Problem description =
Give the number of lines in the following entries that contain the word "treated", with nothing added.

** Supplied entries follows **

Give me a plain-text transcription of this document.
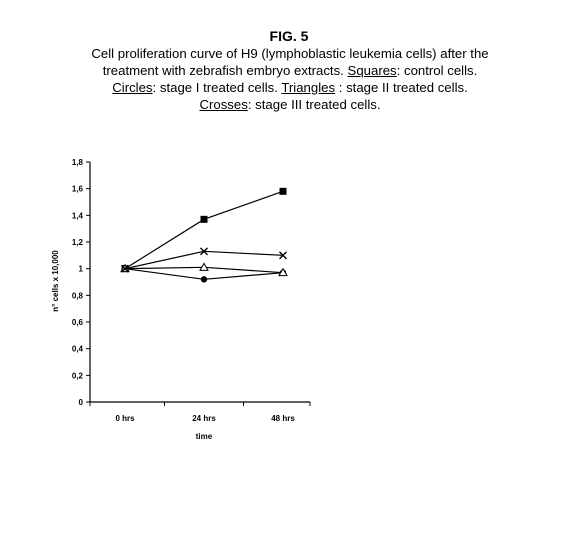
FIG. 5
Cell proliferation curve of H9 (lymphoblastic leukemia cells) after the
treatment with zebrafish embryo extracts. Squares: control cells.
Circles: stage I treated cells. Triangles : stage II treated cells.
Crosses: stage III treated cells.
0
0,2
0,4
0,6
0,8
1
1,2
1,4
1,6
1,8
0 hrs	24 hrs	48 hrs
n° cells x 10,000
time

** End of Supplied entries **

Worked solution =
2